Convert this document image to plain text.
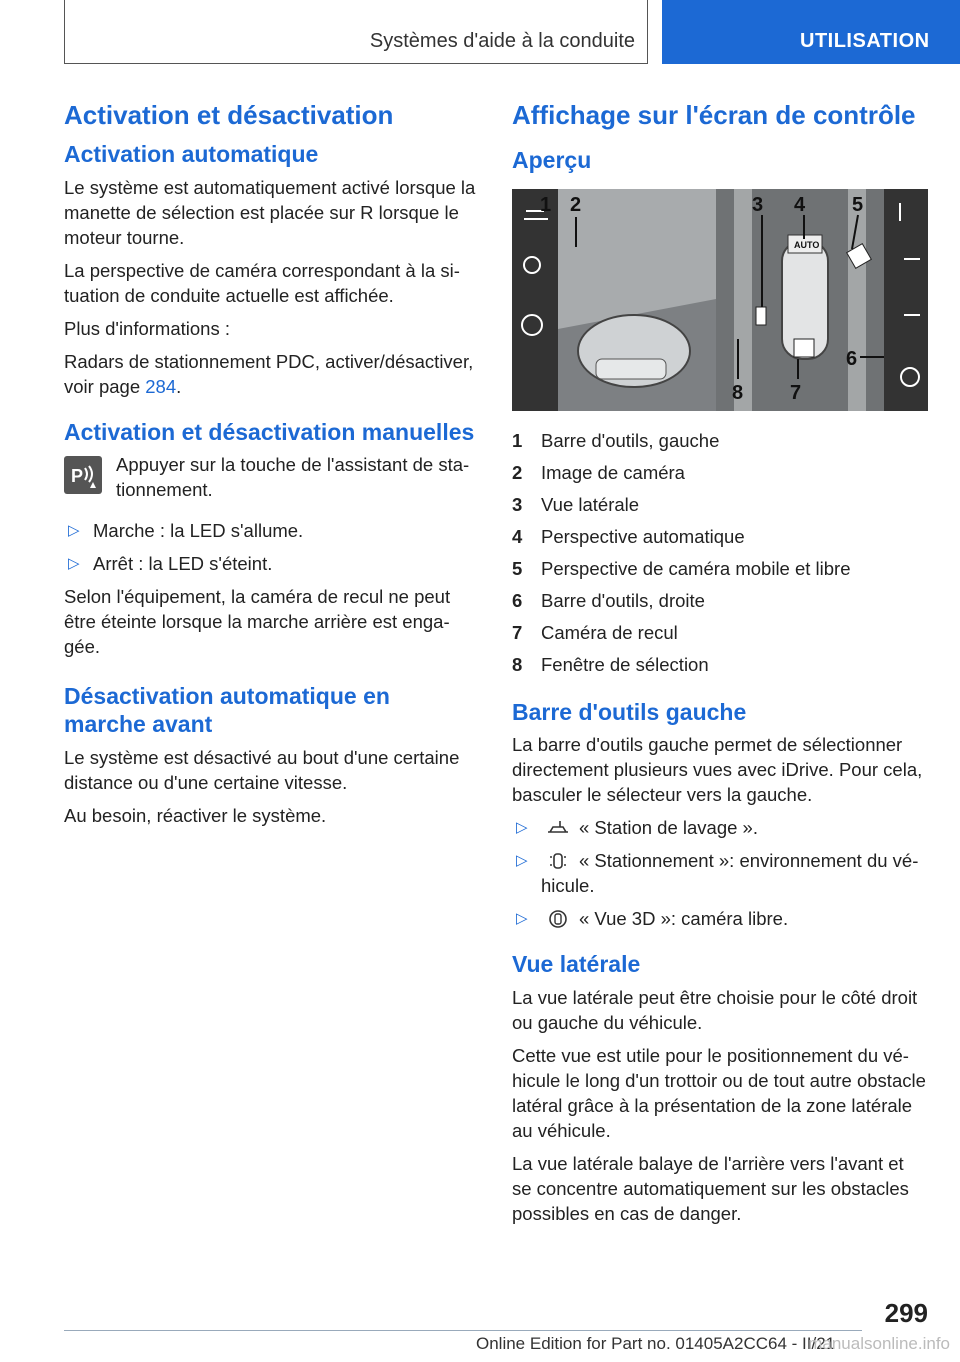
Systèmes d'aide à la conduite	UTILISATION
Activation et désactivation
Activation automatique

Le système est automatiquement activé lorsque la manette de sélection est placée sur R lorsque le moteur tourne.

La perspective de caméra correspondant à la situation de conduite actuelle est affichée.

Plus d'informations :

Radars de stationnement PDC, activer/désactiver, voir page 284.

Activation et désactivation manuelles
P
Appuyer sur la touche de l'assistant de stationnement.
▷ Marche : la LED s'allume.
▷ Arrêt : la LED s'éteint.

Selon l'équipement, la caméra de recul ne peut être éteinte lorsque la marche arrière est engagée.

Désactivation automatique en marche avant

Le système est désactivé au bout d'une certaine distance ou d'une certaine vitesse.

Au besoin, réactiver le système.

Affichage sur l'écran de contrôle
Aperçu
AUTO
1 2	3 4 5
6
7
8
1	Barre d'outils, gauche
2	Image de caméra
3	Vue latérale
4	Perspective automatique
5	Perspective de caméra mobile et libre
6	Barre d'outils, droite
7	Caméra de recul
8	Fenêtre de sélection
Barre d'outils gauche

La barre d'outils gauche permet de sélectionner directement plusieurs vues avec iDrive. Pour cela, basculer le sélecteur vers la gauche.

▷	« Station de lavage ».
▷	« Stationnement »: environnement du véhicule.
▷	« Vue 3D »: caméra libre.
Vue latérale

La vue latérale peut être choisie pour le côté droit ou gauche du véhicule.

Cette vue est utile pour le positionnement du véhicule le long d'un trottoir ou de tout autre obstacle latéral grâce à la présentation de la zone latérale au véhicule.

La vue latérale balaye de l'arrière vers l'avant et se concentre automatiquement sur les obstacles possibles en cas de danger.

299
Online Edition for Part no. 01405A2CC64 - II/21
manualsonline.info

____

Problem to solve
Print the entries above exactly, taking out only the pictures.

Expected output
Convert this document image to plain text.
Systèmes d'aide à la conduite	UTILISATION
Activation et désactivation
Activation automatique

Le système est automatiquement activé lorsque la manette de sélection est placée sur R lorsque le moteur tourne.

La perspective de caméra correspondant à la situation de conduite actuelle est affichée.

Plus d'informations :

Radars de stationnement PDC, activer/désactiver, voir page 284.

Activation et désactivation manuelles
P
Appuyer sur la touche de l'assistant de stationnement.
▷ Marche : la LED s'allume.
▷ Arrêt : la LED s'éteint.

Selon l'équipement, la caméra de recul ne peut être éteinte lorsque la marche arrière est engagée.

Désactivation automatique en marche avant

Le système est désactivé au bout d'une certaine distance ou d'une certaine vitesse.

Au besoin, réactiver le système.

Affichage sur l'écran de contrôle
Aperçu
AUTO
1 2	3 4 5
6
7
8
1	Barre d'outils, gauche
2	Image de caméra
3	Vue latérale
4	Perspective automatique
5	Perspective de caméra mobile et libre
6	Barre d'outils, droite
7	Caméra de recul
8	Fenêtre de sélection
Barre d'outils gauche

La barre d'outils gauche permet de sélectionner directement plusieurs vues avec iDrive. Pour cela, basculer le sélecteur vers la gauche.

▷	« Station de lavage ».
▷	« Stationnement »: environnement du véhicule.
▷	« Vue 3D »: caméra libre.
Vue latérale

La vue latérale peut être choisie pour le côté droit ou gauche du véhicule.

Cette vue est utile pour le positionnement du véhicule le long d'un trottoir ou de tout autre obstacle latéral grâce à la présentation de la zone latérale au véhicule.

La vue latérale balaye de l'arrière vers l'avant et se concentre automatiquement sur les obstacles possibles en cas de danger.

299
Online Edition for Part no. 01405A2CC64 - II/21
manualsonline.info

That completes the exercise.